# Records supplied
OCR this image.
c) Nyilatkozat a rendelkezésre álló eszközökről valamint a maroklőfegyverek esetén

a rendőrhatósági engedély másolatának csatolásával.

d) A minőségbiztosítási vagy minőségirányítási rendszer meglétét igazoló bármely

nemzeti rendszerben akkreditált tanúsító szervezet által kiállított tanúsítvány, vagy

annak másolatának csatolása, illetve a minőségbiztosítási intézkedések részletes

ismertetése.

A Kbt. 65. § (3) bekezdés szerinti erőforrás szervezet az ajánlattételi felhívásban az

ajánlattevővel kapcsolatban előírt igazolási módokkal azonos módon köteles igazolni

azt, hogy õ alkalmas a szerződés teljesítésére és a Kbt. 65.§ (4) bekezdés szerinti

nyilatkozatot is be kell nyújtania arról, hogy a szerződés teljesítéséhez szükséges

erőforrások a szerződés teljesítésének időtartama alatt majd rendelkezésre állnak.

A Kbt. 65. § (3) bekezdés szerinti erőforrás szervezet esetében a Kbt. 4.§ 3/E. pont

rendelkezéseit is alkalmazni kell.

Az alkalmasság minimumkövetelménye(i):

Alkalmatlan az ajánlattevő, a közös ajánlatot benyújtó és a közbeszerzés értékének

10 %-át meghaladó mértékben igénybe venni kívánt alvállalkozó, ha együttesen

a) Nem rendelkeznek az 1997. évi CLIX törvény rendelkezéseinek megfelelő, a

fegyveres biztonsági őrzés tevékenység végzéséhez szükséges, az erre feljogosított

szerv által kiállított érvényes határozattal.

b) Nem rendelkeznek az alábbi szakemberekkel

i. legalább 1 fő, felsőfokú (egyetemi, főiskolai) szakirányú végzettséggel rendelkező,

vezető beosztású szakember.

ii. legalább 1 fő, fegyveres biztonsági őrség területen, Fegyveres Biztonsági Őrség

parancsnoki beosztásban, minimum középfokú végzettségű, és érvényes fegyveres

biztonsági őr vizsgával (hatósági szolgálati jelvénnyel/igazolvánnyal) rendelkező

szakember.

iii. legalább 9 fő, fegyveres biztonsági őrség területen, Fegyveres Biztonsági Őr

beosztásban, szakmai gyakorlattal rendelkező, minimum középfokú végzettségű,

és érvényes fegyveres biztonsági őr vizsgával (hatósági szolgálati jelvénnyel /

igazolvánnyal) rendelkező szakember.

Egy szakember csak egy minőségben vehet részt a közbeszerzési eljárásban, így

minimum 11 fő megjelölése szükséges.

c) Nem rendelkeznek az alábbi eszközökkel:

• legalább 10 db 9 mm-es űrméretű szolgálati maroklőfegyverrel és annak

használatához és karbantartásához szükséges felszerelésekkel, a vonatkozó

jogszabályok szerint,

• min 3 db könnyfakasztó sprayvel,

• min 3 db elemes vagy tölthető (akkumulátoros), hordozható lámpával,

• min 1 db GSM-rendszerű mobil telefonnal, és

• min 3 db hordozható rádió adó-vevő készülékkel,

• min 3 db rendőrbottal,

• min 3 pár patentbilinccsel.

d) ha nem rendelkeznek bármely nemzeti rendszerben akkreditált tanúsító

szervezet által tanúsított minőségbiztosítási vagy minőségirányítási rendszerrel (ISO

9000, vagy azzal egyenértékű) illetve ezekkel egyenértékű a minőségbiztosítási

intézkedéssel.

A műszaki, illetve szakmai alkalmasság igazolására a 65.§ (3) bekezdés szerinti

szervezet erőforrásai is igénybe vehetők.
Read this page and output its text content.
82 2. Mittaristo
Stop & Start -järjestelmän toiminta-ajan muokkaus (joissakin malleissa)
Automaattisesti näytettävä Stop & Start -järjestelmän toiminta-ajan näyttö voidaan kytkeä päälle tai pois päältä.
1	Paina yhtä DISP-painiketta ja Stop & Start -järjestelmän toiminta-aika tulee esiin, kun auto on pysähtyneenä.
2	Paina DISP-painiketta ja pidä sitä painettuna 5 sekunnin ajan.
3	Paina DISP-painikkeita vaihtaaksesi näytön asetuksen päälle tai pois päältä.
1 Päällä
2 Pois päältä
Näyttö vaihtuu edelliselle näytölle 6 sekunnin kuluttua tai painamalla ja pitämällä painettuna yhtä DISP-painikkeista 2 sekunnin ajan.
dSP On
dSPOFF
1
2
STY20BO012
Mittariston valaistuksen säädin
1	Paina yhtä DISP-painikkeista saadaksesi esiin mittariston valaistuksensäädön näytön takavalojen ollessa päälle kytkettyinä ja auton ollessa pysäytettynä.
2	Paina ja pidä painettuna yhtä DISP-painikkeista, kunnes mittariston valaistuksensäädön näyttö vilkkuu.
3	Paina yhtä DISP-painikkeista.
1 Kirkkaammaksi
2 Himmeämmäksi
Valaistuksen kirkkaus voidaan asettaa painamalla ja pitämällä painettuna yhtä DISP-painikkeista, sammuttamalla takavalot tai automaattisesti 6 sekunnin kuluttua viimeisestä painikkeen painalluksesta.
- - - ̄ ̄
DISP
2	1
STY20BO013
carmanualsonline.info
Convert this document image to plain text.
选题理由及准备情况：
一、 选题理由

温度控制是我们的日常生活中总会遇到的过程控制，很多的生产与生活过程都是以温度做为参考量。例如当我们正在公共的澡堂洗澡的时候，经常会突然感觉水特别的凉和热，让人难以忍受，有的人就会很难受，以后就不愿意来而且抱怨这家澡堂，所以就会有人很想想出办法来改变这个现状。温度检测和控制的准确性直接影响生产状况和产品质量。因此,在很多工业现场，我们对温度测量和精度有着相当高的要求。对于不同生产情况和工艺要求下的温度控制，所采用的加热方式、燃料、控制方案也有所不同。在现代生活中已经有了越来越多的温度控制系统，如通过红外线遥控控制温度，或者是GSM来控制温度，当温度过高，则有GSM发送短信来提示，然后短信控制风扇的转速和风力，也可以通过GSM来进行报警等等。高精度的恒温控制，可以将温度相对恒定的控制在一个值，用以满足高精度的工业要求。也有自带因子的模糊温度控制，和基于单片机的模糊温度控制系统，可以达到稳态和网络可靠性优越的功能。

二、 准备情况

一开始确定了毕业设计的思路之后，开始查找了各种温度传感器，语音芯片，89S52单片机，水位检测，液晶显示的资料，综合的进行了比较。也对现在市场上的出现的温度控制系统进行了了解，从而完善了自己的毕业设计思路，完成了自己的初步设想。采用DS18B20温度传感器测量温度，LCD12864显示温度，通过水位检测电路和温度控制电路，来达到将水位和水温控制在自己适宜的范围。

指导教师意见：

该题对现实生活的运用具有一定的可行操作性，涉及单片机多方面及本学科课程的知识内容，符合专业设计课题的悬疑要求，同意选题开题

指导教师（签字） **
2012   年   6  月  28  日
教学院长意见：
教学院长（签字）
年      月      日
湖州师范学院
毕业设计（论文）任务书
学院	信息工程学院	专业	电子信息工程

# Work to complete
Set all of the entries down again, exactly as they were given.

# Correct result
OCR this image.
c) Nyilatkozat a rendelkezésre álló eszközökről valamint a maroklőfegyverek esetén

a rendőrhatósági engedély másolatának csatolásával.

d) A minőségbiztosítási vagy minőségirányítási rendszer meglétét igazoló bármely

nemzeti rendszerben akkreditált tanúsító szervezet által kiállított tanúsítvány, vagy

annak másolatának csatolása, illetve a minőségbiztosítási intézkedések részletes

ismertetése.

A Kbt. 65. § (3) bekezdés szerinti erőforrás szervezet az ajánlattételi felhívásban az

ajánlattevővel kapcsolatban előírt igazolási módokkal azonos módon köteles igazolni

azt, hogy õ alkalmas a szerződés teljesítésére és a Kbt. 65.§ (4) bekezdés szerinti

nyilatkozatot is be kell nyújtania arról, hogy a szerződés teljesítéséhez szükséges

erőforrások a szerződés teljesítésének időtartama alatt majd rendelkezésre állnak.

A Kbt. 65. § (3) bekezdés szerinti erőforrás szervezet esetében a Kbt. 4.§ 3/E. pont

rendelkezéseit is alkalmazni kell.

Az alkalmasság minimumkövetelménye(i):

Alkalmatlan az ajánlattevő, a közös ajánlatot benyújtó és a közbeszerzés értékének

10 %-át meghaladó mértékben igénybe venni kívánt alvállalkozó, ha együttesen

a) Nem rendelkeznek az 1997. évi CLIX törvény rendelkezéseinek megfelelő, a

fegyveres biztonsági őrzés tevékenység végzéséhez szükséges, az erre feljogosított

szerv által kiállított érvényes határozattal.

b) Nem rendelkeznek az alábbi szakemberekkel

i. legalább 1 fő, felsőfokú (egyetemi, főiskolai) szakirányú végzettséggel rendelkező,

vezető beosztású szakember.

ii. legalább 1 fő, fegyveres biztonsági őrség területen, Fegyveres Biztonsági Őrség

parancsnoki beosztásban, minimum középfokú végzettségű, és érvényes fegyveres

biztonsági őr vizsgával (hatósági szolgálati jelvénnyel/igazolvánnyal) rendelkező

szakember.

iii. legalább 9 fő, fegyveres biztonsági őrség területen, Fegyveres Biztonsági Őr

beosztásban, szakmai gyakorlattal rendelkező, minimum középfokú végzettségű,

és érvényes fegyveres biztonsági őr vizsgával (hatósági szolgálati jelvénnyel /

igazolvánnyal) rendelkező szakember.

Egy szakember csak egy minőségben vehet részt a közbeszerzési eljárásban, így

minimum 11 fő megjelölése szükséges.

c) Nem rendelkeznek az alábbi eszközökkel:

• legalább 10 db 9 mm-es űrméretű szolgálati maroklőfegyverrel és annak

használatához és karbantartásához szükséges felszerelésekkel, a vonatkozó

jogszabályok szerint,

• min 3 db könnyfakasztó sprayvel,

• min 3 db elemes vagy tölthető (akkumulátoros), hordozható lámpával,

• min 1 db GSM-rendszerű mobil telefonnal, és

• min 3 db hordozható rádió adó-vevő készülékkel,

• min 3 db rendőrbottal,

• min 3 pár patentbilinccsel.

d) ha nem rendelkeznek bármely nemzeti rendszerben akkreditált tanúsító

szervezet által tanúsított minőségbiztosítási vagy minőségirányítási rendszerrel (ISO

9000, vagy azzal egyenértékű) illetve ezekkel egyenértékű a minőségbiztosítási

intézkedéssel.

A műszaki, illetve szakmai alkalmasság igazolására a 65.§ (3) bekezdés szerinti

szervezet erőforrásai is igénybe vehetők.
Read this page and output its text content.
82 2. Mittaristo
Stop & Start -järjestelmän toiminta-ajan muokkaus (joissakin malleissa)
Automaattisesti näytettävä Stop & Start -järjestelmän toiminta-ajan näyttö voidaan kytkeä päälle tai pois päältä.
1	Paina yhtä DISP-painiketta ja Stop & Start -järjestelmän toiminta-aika tulee esiin, kun auto on pysähtyneenä.
2	Paina DISP-painiketta ja pidä sitä painettuna 5 sekunnin ajan.
3	Paina DISP-painikkeita vaihtaaksesi näytön asetuksen päälle tai pois päältä.
1 Päällä
2 Pois päältä
Näyttö vaihtuu edelliselle näytölle 6 sekunnin kuluttua tai painamalla ja pitämällä painettuna yhtä DISP-painikkeista 2 sekunnin ajan.
dSP On
dSPOFF
1
2
STY20BO012
Mittariston valaistuksen säädin
1	Paina yhtä DISP-painikkeista saadaksesi esiin mittariston valaistuksensäädön näytön takavalojen ollessa päälle kytkettyinä ja auton ollessa pysäytettynä.
2	Paina ja pidä painettuna yhtä DISP-painikkeista, kunnes mittariston valaistuksensäädön näyttö vilkkuu.
3	Paina yhtä DISP-painikkeista.
1 Kirkkaammaksi
2 Himmeämmäksi
Valaistuksen kirkkaus voidaan asettaa painamalla ja pitämällä painettuna yhtä DISP-painikkeista, sammuttamalla takavalot tai automaattisesti 6 sekunnin kuluttua viimeisestä painikkeen painalluksesta.
- - - ̄ ̄
DISP
2	1
STY20BO013
carmanualsonline.info
Convert this document image to plain text.
选题理由及准备情况：
一、 选题理由

温度控制是我们的日常生活中总会遇到的过程控制，很多的生产与生活过程都是以温度做为参考量。例如当我们正在公共的澡堂洗澡的时候，经常会突然感觉水特别的凉和热，让人难以忍受，有的人就会很难受，以后就不愿意来而且抱怨这家澡堂，所以就会有人很想想出办法来改变这个现状。温度检测和控制的准确性直接影响生产状况和产品质量。因此,在很多工业现场，我们对温度测量和精度有着相当高的要求。对于不同生产情况和工艺要求下的温度控制，所采用的加热方式、燃料、控制方案也有所不同。在现代生活中已经有了越来越多的温度控制系统，如通过红外线遥控控制温度，或者是GSM来控制温度，当温度过高，则有GSM发送短信来提示，然后短信控制风扇的转速和风力，也可以通过GSM来进行报警等等。高精度的恒温控制，可以将温度相对恒定的控制在一个值，用以满足高精度的工业要求。也有自带因子的模糊温度控制，和基于单片机的模糊温度控制系统，可以达到稳态和网络可靠性优越的功能。

二、 准备情况

一开始确定了毕业设计的思路之后，开始查找了各种温度传感器，语音芯片，89S52单片机，水位检测，液晶显示的资料，综合的进行了比较。也对现在市场上的出现的温度控制系统进行了了解，从而完善了自己的毕业设计思路，完成了自己的初步设想。采用DS18B20温度传感器测量温度，LCD12864显示温度，通过水位检测电路和温度控制电路，来达到将水位和水温控制在自己适宜的范围。

指导教师意见：

该题对现实生活的运用具有一定的可行操作性，涉及单片机多方面及本学科课程的知识内容，符合专业设计课题的悬疑要求，同意选题开题

指导教师（签字） **
2012   年   6  月  28  日
教学院长意见：
教学院长（签字）
年      月      日
湖州师范学院
毕业设计（论文）任务书
学院	信息工程学院	专业	电子信息工程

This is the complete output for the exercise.